Wherever the word "this" turns up in a line of the entries, copy that line.

-------- Data to process

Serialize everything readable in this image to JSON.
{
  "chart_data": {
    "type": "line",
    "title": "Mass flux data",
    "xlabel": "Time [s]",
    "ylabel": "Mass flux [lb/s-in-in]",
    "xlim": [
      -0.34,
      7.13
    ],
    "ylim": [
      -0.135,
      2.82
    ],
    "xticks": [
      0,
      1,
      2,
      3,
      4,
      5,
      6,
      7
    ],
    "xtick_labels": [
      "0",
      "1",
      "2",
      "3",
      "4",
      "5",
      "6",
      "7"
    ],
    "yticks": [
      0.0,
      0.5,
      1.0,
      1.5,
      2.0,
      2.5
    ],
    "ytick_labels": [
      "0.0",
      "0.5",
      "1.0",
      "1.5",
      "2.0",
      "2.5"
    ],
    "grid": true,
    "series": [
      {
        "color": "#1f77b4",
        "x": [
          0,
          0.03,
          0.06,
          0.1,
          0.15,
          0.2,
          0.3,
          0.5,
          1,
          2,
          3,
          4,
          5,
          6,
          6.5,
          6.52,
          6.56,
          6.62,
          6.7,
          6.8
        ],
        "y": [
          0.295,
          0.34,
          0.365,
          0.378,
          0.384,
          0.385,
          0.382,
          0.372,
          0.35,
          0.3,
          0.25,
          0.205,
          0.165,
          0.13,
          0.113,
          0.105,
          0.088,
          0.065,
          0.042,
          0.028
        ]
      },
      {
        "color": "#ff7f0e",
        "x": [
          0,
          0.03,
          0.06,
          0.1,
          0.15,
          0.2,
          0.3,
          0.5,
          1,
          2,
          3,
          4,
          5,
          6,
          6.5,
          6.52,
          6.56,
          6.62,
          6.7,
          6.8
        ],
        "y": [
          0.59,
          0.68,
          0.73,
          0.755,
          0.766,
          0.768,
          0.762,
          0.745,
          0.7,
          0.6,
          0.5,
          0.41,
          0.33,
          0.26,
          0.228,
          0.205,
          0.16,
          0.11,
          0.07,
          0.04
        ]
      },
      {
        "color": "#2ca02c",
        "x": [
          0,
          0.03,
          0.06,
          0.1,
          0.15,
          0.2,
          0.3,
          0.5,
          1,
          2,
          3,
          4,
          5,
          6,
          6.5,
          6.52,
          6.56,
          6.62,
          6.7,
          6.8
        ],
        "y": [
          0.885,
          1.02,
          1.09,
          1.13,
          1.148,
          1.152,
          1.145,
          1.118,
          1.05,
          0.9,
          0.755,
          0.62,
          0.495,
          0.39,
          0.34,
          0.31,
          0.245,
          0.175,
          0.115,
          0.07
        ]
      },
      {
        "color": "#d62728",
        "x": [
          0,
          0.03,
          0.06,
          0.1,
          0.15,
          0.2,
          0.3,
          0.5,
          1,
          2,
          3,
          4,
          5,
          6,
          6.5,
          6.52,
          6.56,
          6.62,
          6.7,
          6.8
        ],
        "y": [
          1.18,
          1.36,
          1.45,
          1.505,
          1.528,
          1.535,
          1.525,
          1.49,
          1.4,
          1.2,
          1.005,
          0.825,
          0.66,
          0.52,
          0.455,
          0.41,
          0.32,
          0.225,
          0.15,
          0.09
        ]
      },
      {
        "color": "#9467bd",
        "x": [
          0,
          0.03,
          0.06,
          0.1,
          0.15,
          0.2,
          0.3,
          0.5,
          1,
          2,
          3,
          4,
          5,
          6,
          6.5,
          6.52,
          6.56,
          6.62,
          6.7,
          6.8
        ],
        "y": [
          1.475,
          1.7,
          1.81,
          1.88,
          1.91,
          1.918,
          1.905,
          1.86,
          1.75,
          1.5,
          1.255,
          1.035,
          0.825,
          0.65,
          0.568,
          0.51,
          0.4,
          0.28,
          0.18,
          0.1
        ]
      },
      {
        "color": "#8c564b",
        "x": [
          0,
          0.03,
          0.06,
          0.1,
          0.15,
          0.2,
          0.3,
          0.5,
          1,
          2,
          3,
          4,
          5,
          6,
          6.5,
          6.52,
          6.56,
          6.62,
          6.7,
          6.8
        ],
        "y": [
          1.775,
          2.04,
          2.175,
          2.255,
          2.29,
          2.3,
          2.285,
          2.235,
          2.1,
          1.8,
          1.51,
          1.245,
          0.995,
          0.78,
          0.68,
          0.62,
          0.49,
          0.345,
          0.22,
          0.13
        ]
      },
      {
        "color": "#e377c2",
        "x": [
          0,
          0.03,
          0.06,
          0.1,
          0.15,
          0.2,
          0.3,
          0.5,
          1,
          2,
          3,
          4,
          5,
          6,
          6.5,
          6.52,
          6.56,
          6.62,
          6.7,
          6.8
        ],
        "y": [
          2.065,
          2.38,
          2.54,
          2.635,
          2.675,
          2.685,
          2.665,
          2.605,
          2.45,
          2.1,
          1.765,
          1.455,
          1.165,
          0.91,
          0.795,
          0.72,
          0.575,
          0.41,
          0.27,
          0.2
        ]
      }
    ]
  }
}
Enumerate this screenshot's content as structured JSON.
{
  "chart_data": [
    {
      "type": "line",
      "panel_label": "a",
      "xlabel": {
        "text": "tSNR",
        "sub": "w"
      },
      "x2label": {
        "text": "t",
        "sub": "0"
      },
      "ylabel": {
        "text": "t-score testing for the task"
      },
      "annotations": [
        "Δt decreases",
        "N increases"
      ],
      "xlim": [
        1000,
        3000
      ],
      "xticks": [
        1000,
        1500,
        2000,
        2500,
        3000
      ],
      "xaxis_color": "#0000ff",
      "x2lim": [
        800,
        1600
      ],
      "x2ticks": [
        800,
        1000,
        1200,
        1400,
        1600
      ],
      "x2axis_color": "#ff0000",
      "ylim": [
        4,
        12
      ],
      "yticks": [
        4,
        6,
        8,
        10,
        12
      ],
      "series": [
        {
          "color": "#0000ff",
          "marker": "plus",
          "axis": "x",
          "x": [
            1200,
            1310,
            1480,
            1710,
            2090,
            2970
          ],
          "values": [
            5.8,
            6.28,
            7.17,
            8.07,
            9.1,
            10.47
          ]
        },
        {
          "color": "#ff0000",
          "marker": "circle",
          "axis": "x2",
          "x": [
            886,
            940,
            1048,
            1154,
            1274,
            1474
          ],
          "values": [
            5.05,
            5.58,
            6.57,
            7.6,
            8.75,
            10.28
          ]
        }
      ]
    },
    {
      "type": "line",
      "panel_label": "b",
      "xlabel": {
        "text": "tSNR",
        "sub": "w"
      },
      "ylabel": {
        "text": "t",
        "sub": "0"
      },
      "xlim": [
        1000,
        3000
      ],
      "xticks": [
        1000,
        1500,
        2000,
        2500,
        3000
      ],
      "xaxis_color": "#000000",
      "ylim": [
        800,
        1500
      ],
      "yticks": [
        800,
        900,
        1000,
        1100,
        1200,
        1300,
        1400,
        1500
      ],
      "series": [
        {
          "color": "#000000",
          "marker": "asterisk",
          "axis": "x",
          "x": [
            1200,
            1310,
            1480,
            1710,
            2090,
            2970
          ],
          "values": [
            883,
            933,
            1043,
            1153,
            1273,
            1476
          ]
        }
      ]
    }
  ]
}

----------------

▸ In response
Serialize everything readable in this image to JSON.
Enumerate this screenshot's content as structured JSON.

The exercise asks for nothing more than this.